Dataset excerpts
·····

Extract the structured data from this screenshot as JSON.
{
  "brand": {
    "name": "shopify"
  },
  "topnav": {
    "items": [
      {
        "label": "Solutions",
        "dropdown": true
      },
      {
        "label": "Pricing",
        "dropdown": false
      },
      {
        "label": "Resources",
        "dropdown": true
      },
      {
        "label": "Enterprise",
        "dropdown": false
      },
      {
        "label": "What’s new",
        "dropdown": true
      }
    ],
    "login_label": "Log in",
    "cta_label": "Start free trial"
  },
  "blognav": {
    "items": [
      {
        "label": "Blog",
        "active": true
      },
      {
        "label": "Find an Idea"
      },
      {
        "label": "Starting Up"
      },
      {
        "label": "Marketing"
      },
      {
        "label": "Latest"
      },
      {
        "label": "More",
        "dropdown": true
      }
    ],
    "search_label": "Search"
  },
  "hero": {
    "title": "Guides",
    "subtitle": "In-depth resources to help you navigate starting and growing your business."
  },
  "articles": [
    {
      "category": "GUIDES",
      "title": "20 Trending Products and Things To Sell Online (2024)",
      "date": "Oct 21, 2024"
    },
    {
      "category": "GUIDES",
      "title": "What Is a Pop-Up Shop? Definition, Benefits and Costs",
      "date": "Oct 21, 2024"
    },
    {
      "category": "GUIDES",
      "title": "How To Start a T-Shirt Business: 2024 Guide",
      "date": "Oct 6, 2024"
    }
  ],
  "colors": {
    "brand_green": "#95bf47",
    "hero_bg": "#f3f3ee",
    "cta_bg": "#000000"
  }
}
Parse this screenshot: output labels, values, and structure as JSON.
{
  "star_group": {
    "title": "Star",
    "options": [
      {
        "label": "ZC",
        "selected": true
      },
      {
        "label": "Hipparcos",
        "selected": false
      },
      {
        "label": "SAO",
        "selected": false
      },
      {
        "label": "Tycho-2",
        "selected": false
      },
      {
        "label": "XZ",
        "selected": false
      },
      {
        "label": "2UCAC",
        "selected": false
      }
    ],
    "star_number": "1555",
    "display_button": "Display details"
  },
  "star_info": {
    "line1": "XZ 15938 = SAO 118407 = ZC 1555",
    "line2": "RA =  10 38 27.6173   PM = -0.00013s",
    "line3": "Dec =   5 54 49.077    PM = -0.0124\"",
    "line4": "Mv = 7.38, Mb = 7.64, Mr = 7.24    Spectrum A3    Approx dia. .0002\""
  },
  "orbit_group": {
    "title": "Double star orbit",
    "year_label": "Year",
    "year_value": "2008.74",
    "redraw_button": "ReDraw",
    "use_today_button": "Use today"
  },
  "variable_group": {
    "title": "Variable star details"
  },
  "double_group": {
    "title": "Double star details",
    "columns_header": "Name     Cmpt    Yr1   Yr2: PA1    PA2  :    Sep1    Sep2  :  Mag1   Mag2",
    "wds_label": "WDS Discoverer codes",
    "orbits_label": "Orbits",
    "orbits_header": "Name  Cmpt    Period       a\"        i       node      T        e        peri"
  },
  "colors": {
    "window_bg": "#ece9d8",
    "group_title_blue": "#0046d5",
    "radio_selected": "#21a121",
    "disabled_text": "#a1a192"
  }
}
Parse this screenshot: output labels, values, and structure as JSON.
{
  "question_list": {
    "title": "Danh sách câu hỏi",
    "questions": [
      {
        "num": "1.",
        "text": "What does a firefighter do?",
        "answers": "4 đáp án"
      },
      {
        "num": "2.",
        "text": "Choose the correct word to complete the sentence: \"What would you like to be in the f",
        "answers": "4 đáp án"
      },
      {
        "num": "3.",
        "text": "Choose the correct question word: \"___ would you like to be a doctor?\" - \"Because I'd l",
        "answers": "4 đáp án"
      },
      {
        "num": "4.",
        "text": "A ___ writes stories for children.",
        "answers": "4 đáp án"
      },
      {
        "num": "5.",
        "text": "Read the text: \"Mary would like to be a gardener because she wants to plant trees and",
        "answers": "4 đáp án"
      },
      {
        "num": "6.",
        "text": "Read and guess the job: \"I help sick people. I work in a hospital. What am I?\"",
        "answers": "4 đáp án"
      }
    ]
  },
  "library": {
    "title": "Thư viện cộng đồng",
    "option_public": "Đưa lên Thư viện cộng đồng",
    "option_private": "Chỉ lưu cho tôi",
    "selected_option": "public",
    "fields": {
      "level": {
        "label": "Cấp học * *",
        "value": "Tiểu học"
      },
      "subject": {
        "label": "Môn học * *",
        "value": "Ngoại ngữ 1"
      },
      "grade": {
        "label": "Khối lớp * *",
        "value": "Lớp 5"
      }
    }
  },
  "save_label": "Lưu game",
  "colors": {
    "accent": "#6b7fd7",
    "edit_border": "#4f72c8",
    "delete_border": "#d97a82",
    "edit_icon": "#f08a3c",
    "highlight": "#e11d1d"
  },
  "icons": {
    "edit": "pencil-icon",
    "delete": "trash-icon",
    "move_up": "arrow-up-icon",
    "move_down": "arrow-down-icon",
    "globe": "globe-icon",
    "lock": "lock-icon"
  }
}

·····

- Goal of the exercise
Print every line of the records exactly. Omit nothing.

- The result
Extract the structured data from this screenshot as JSON.
{
  "brand": {
    "name": "shopify"
  },
  "topnav": {
    "items": [
      {
        "label": "Solutions",
        "dropdown": true
      },
      {
        "label": "Pricing",
        "dropdown": false
      },
      {
        "label": "Resources",
        "dropdown": true
      },
      {
        "label": "Enterprise",
        "dropdown": false
      },
      {
        "label": "What’s new",
        "dropdown": true
      }
    ],
    "login_label": "Log in",
    "cta_label": "Start free trial"
  },
  "blognav": {
    "items": [
      {
        "label": "Blog",
        "active": true
      },
      {
        "label": "Find an Idea"
      },
      {
        "label": "Starting Up"
      },
      {
        "label": "Marketing"
      },
      {
        "label": "Latest"
      },
      {
        "label": "More",
        "dropdown": true
      }
    ],
    "search_label": "Search"
  },
  "hero": {
    "title": "Guides",
    "subtitle": "In-depth resources to help you navigate starting and growing your business."
  },
  "articles": [
    {
      "category": "GUIDES",
      "title": "20 Trending Products and Things To Sell Online (2024)",
      "date": "Oct 21, 2024"
    },
    {
      "category": "GUIDES",
      "title": "What Is a Pop-Up Shop? Definition, Benefits and Costs",
      "date": "Oct 21, 2024"
    },
    {
      "category": "GUIDES",
      "title": "How To Start a T-Shirt Business: 2024 Guide",
      "date": "Oct 6, 2024"
    }
  ],
  "colors": {
    "brand_green": "#95bf47",
    "hero_bg": "#f3f3ee",
    "cta_bg": "#000000"
  }
}
Parse this screenshot: output labels, values, and structure as JSON.
{
  "star_group": {
    "title": "Star",
    "options": [
      {
        "label": "ZC",
        "selected": true
      },
      {
        "label": "Hipparcos",
        "selected": false
      },
      {
        "label": "SAO",
        "selected": false
      },
      {
        "label": "Tycho-2",
        "selected": false
      },
      {
        "label": "XZ",
        "selected": false
      },
      {
        "label": "2UCAC",
        "selected": false
      }
    ],
    "star_number": "1555",
    "display_button": "Display details"
  },
  "star_info": {
    "line1": "XZ 15938 = SAO 118407 = ZC 1555",
    "line2": "RA =  10 38 27.6173   PM = -0.00013s",
    "line3": "Dec =   5 54 49.077    PM = -0.0124\"",
    "line4": "Mv = 7.38, Mb = 7.64, Mr = 7.24    Spectrum A3    Approx dia. .0002\""
  },
  "orbit_group": {
    "title": "Double star orbit",
    "year_label": "Year",
    "year_value": "2008.74",
    "redraw_button": "ReDraw",
    "use_today_button": "Use today"
  },
  "variable_group": {
    "title": "Variable star details"
  },
  "double_group": {
    "title": "Double star details",
    "columns_header": "Name     Cmpt    Yr1   Yr2: PA1    PA2  :    Sep1    Sep2  :  Mag1   Mag2",
    "wds_label": "WDS Discoverer codes",
    "orbits_label": "Orbits",
    "orbits_header": "Name  Cmpt    Period       a\"        i       node      T        e        peri"
  },
  "colors": {
    "window_bg": "#ece9d8",
    "group_title_blue": "#0046d5",
    "radio_selected": "#21a121",
    "disabled_text": "#a1a192"
  }
}
Parse this screenshot: output labels, values, and structure as JSON.
{
  "question_list": {
    "title": "Danh sách câu hỏi",
    "questions": [
      {
        "num": "1.",
        "text": "What does a firefighter do?",
        "answers": "4 đáp án"
      },
      {
        "num": "2.",
        "text": "Choose the correct word to complete the sentence: \"What would you like to be in the f",
        "answers": "4 đáp án"
      },
      {
        "num": "3.",
        "text": "Choose the correct question word: \"___ would you like to be a doctor?\" - \"Because I'd l",
        "answers": "4 đáp án"
      },
      {
        "num": "4.",
        "text": "A ___ writes stories for children.",
        "answers": "4 đáp án"
      },
      {
        "num": "5.",
        "text": "Read the text: \"Mary would like to be a gardener because she wants to plant trees and",
        "answers": "4 đáp án"
      },
      {
        "num": "6.",
        "text": "Read and guess the job: \"I help sick people. I work in a hospital. What am I?\"",
        "answers": "4 đáp án"
      }
    ]
  },
  "library": {
    "title": "Thư viện cộng đồng",
    "option_public": "Đưa lên Thư viện cộng đồng",
    "option_private": "Chỉ lưu cho tôi",
    "selected_option": "public",
    "fields": {
      "level": {
        "label": "Cấp học * *",
        "value": "Tiểu học"
      },
      "subject": {
        "label": "Môn học * *",
        "value": "Ngoại ngữ 1"
      },
      "grade": {
        "label": "Khối lớp * *",
        "value": "Lớp 5"
      }
    }
  },
  "save_label": "Lưu game",
  "colors": {
    "accent": "#6b7fd7",
    "edit_border": "#4f72c8",
    "delete_border": "#d97a82",
    "edit_icon": "#f08a3c",
    "highlight": "#e11d1d"
  },
  "icons": {
    "edit": "pencil-icon",
    "delete": "trash-icon",
    "move_up": "arrow-up-icon",
    "move_down": "arrow-down-icon",
    "globe": "globe-icon",
    "lock": "lock-icon"
  }
}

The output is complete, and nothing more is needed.